### DATA FOR THIS EXERCISE ###
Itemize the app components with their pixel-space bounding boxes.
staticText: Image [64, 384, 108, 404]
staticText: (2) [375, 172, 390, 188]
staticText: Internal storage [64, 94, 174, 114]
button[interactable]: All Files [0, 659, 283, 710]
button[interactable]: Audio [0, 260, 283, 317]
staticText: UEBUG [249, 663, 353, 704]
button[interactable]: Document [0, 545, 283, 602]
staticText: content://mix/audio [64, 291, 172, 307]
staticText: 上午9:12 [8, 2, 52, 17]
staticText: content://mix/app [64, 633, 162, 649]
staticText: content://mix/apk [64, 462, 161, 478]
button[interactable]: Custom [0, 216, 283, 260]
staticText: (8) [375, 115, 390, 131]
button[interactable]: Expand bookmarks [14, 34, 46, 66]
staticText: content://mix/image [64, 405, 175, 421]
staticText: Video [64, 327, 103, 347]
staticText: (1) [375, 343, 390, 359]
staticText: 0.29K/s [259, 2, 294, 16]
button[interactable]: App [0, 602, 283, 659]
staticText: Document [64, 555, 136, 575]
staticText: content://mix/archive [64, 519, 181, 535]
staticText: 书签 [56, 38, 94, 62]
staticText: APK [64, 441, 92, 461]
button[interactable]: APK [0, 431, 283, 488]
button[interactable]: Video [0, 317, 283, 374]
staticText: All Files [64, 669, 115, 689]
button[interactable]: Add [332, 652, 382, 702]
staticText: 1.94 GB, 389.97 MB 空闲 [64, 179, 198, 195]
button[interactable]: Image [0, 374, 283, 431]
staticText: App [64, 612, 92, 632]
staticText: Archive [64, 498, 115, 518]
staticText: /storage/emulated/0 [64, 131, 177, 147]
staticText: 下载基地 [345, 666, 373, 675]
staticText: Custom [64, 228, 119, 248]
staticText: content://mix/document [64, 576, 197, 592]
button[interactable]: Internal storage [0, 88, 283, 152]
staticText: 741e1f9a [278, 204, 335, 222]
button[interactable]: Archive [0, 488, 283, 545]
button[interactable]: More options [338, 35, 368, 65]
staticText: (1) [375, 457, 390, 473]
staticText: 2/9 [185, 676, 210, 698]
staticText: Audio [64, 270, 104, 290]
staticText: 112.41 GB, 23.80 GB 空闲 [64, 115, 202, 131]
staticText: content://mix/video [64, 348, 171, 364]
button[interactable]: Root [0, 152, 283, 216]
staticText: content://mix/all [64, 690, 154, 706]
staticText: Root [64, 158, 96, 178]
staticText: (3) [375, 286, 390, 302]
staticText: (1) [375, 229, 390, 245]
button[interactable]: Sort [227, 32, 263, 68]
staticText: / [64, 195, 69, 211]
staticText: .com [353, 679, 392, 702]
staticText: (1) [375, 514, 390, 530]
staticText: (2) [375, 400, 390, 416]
###
» **DESCRIPTION OF THE TASK**:
Reproduce the lines above, swapping every "Internal storage" for "Device storage" and leaving everything else unchanged.

» **REPLY TO THE TASK**:
Itemize the app components with their pixel-space bounding boxes.
staticText: Image [64, 384, 108, 404]
staticText: (2) [375, 172, 390, 188]
staticText: Device storage [64, 94, 174, 114]
button[interactable]: All Files [0, 659, 283, 710]
button[interactable]: Audio [0, 260, 283, 317]
staticText: UEBUG [249, 663, 353, 704]
button[interactable]: Document [0, 545, 283, 602]
staticText: content://mix/audio [64, 291, 172, 307]
staticText: 上午9:12 [8, 2, 52, 17]
staticText: content://mix/app [64, 633, 162, 649]
staticText: content://mix/apk [64, 462, 161, 478]
button[interactable]: Custom [0, 216, 283, 260]
staticText: (8) [375, 115, 390, 131]
button[interactable]: Expand bookmarks [14, 34, 46, 66]
staticText: content://mix/image [64, 405, 175, 421]
staticText: Video [64, 327, 103, 347]
staticText: (1) [375, 343, 390, 359]
staticText: 0.29K/s [259, 2, 294, 16]
button[interactable]: App [0, 602, 283, 659]
staticText: Document [64, 555, 136, 575]
staticText: content://mix/archive [64, 519, 181, 535]
staticText: 书签 [56, 38, 94, 62]
staticText: APK [64, 441, 92, 461]
button[interactable]: APK [0, 431, 283, 488]
button[interactable]: Video [0, 317, 283, 374]
staticText: All Files [64, 669, 115, 689]
button[interactable]: Add [332, 652, 382, 702]
staticText: 1.94 GB, 389.97 MB 空闲 [64, 179, 198, 195]
button[interactable]: Image [0, 374, 283, 431]
staticText: App [64, 612, 92, 632]
staticText: Archive [64, 498, 115, 518]
staticText: /storage/emulated/0 [64, 131, 177, 147]
staticText: 下载基地 [345, 666, 373, 675]
staticText: Custom [64, 228, 119, 248]
staticText: content://mix/document [64, 576, 197, 592]
button[interactable]: Device storage [0, 88, 283, 152]
staticText: 741e1f9a [278, 204, 335, 222]
button[interactable]: Archive [0, 488, 283, 545]
button[interactable]: More options [338, 35, 368, 65]
staticText: (1) [375, 457, 390, 473]
staticText: 2/9 [185, 676, 210, 698]
staticText: Audio [64, 270, 104, 290]
staticText: 112.41 GB, 23.80 GB 空闲 [64, 115, 202, 131]
staticText: content://mix/video [64, 348, 171, 364]
button[interactable]: Root [0, 152, 283, 216]
staticText: content://mix/all [64, 690, 154, 706]
staticText: Root [64, 158, 96, 178]
staticText: (3) [375, 286, 390, 302]
staticText: (1) [375, 229, 390, 245]
button[interactable]: Sort [227, 32, 263, 68]
staticText: / [64, 195, 69, 211]
staticText: .com [353, 679, 392, 702]
staticText: (1) [375, 514, 390, 530]
staticText: (2) [375, 400, 390, 416]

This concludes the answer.